>> Start Data listing

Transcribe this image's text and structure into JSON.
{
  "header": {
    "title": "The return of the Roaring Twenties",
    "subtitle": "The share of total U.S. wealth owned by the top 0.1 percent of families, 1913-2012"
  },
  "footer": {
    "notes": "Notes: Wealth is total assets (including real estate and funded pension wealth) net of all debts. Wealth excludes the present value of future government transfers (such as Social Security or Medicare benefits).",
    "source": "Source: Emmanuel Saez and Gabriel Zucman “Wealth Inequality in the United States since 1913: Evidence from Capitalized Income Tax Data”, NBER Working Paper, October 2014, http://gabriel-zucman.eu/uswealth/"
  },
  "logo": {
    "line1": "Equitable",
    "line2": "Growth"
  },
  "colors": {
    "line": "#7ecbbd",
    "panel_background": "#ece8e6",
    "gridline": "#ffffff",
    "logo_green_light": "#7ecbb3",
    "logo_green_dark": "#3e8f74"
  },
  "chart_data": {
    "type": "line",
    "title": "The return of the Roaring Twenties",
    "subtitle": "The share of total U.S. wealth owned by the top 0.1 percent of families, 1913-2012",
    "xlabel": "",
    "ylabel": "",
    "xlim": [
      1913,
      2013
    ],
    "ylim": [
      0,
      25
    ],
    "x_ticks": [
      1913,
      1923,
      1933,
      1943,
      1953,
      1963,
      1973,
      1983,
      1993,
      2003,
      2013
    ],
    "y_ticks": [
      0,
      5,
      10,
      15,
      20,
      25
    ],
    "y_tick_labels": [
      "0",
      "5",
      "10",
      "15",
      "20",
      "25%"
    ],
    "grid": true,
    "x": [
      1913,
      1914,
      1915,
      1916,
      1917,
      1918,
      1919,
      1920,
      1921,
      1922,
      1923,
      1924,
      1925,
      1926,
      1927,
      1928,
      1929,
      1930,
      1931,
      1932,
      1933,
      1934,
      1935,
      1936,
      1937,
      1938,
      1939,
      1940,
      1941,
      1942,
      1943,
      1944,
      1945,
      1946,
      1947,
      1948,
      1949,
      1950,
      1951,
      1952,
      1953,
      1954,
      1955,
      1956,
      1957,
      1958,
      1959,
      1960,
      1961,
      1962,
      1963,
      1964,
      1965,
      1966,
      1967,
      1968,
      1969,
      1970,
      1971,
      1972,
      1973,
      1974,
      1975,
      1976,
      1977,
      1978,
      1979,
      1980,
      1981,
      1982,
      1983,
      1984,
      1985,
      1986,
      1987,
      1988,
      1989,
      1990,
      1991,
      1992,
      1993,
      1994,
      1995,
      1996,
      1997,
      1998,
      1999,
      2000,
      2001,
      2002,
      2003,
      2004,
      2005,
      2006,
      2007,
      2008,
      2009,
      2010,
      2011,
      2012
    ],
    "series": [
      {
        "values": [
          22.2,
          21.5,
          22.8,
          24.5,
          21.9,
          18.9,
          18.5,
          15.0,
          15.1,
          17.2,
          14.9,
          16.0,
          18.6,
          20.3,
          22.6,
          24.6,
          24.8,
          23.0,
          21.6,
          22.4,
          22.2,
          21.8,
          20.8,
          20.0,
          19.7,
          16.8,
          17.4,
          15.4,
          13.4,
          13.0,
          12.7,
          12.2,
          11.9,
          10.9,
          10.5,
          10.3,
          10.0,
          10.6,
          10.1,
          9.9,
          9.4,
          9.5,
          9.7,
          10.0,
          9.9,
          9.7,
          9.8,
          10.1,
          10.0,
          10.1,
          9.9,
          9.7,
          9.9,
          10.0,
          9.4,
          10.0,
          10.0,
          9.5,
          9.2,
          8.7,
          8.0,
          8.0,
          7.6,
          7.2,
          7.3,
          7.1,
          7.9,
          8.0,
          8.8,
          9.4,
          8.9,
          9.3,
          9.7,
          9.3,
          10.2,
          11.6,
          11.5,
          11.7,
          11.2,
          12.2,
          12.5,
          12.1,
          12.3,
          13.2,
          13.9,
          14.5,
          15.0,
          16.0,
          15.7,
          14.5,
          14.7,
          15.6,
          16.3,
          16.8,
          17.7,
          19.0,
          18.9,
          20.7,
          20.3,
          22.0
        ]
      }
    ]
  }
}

>> End Data listing

Extract all of the data shown above without alteration.

*Finished answer*:
Transcribe this image's text and structure into JSON.
{
  "header": {
    "title": "The return of the Roaring Twenties",
    "subtitle": "The share of total U.S. wealth owned by the top 0.1 percent of families, 1913-2012"
  },
  "footer": {
    "notes": "Notes: Wealth is total assets (including real estate and funded pension wealth) net of all debts. Wealth excludes the present value of future government transfers (such as Social Security or Medicare benefits).",
    "source": "Source: Emmanuel Saez and Gabriel Zucman “Wealth Inequality in the United States since 1913: Evidence from Capitalized Income Tax Data”, NBER Working Paper, October 2014, http://gabriel-zucman.eu/uswealth/"
  },
  "logo": {
    "line1": "Equitable",
    "line2": "Growth"
  },
  "colors": {
    "line": "#7ecbbd",
    "panel_background": "#ece8e6",
    "gridline": "#ffffff",
    "logo_green_light": "#7ecbb3",
    "logo_green_dark": "#3e8f74"
  },
  "chart_data": {
    "type": "line",
    "title": "The return of the Roaring Twenties",
    "subtitle": "The share of total U.S. wealth owned by the top 0.1 percent of families, 1913-2012",
    "xlabel": "",
    "ylabel": "",
    "xlim": [
      1913,
      2013
    ],
    "ylim": [
      0,
      25
    ],
    "x_ticks": [
      1913,
      1923,
      1933,
      1943,
      1953,
      1963,
      1973,
      1983,
      1993,
      2003,
      2013
    ],
    "y_ticks": [
      0,
      5,
      10,
      15,
      20,
      25
    ],
    "y_tick_labels": [
      "0",
      "5",
      "10",
      "15",
      "20",
      "25%"
    ],
    "grid": true,
    "x": [
      1913,
      1914,
      1915,
      1916,
      1917,
      1918,
      1919,
      1920,
      1921,
      1922,
      1923,
      1924,
      1925,
      1926,
      1927,
      1928,
      1929,
      1930,
      1931,
      1932,
      1933,
      1934,
      1935,
      1936,
      1937,
      1938,
      1939,
      1940,
      1941,
      1942,
      1943,
      1944,
      1945,
      1946,
      1947,
      1948,
      1949,
      1950,
      1951,
      1952,
      1953,
      1954,
      1955,
      1956,
      1957,
      1958,
      1959,
      1960,
      1961,
      1962,
      1963,
      1964,
      1965,
      1966,
      1967,
      1968,
      1969,
      1970,
      1971,
      1972,
      1973,
      1974,
      1975,
      1976,
      1977,
      1978,
      1979,
      1980,
      1981,
      1982,
      1983,
      1984,
      1985,
      1986,
      1987,
      1988,
      1989,
      1990,
      1991,
      1992,
      1993,
      1994,
      1995,
      1996,
      1997,
      1998,
      1999,
      2000,
      2001,
      2002,
      2003,
      2004,
      2005,
      2006,
      2007,
      2008,
      2009,
      2010,
      2011,
      2012
    ],
    "series": [
      {
        "values": [
          22.2,
          21.5,
          22.8,
          24.5,
          21.9,
          18.9,
          18.5,
          15.0,
          15.1,
          17.2,
          14.9,
          16.0,
          18.6,
          20.3,
          22.6,
          24.6,
          24.8,
          23.0,
          21.6,
          22.4,
          22.2,
          21.8,
          20.8,
          20.0,
          19.7,
          16.8,
          17.4,
          15.4,
          13.4,
          13.0,
          12.7,
          12.2,
          11.9,
          10.9,
          10.5,
          10.3,
          10.0,
          10.6,
          10.1,
          9.9,
          9.4,
          9.5,
          9.7,
          10.0,
          9.9,
          9.7,
          9.8,
          10.1,
          10.0,
          10.1,
          9.9,
          9.7,
          9.9,
          10.0,
          9.4,
          10.0,
          10.0,
          9.5,
          9.2,
          8.7,
          8.0,
          8.0,
          7.6,
          7.2,
          7.3,
          7.1,
          7.9,
          8.0,
          8.8,
          9.4,
          8.9,
          9.3,
          9.7,
          9.3,
          10.2,
          11.6,
          11.5,
          11.7,
          11.2,
          12.2,
          12.5,
          12.1,
          12.3,
          13.2,
          13.9,
          14.5,
          15.0,
          16.0,
          15.7,
          14.5,
          14.7,
          15.6,
          16.3,
          16.8,
          17.7,
          19.0,
          18.9,
          20.7,
          20.3,
          22.0
        ]
      }
    ]
  }
}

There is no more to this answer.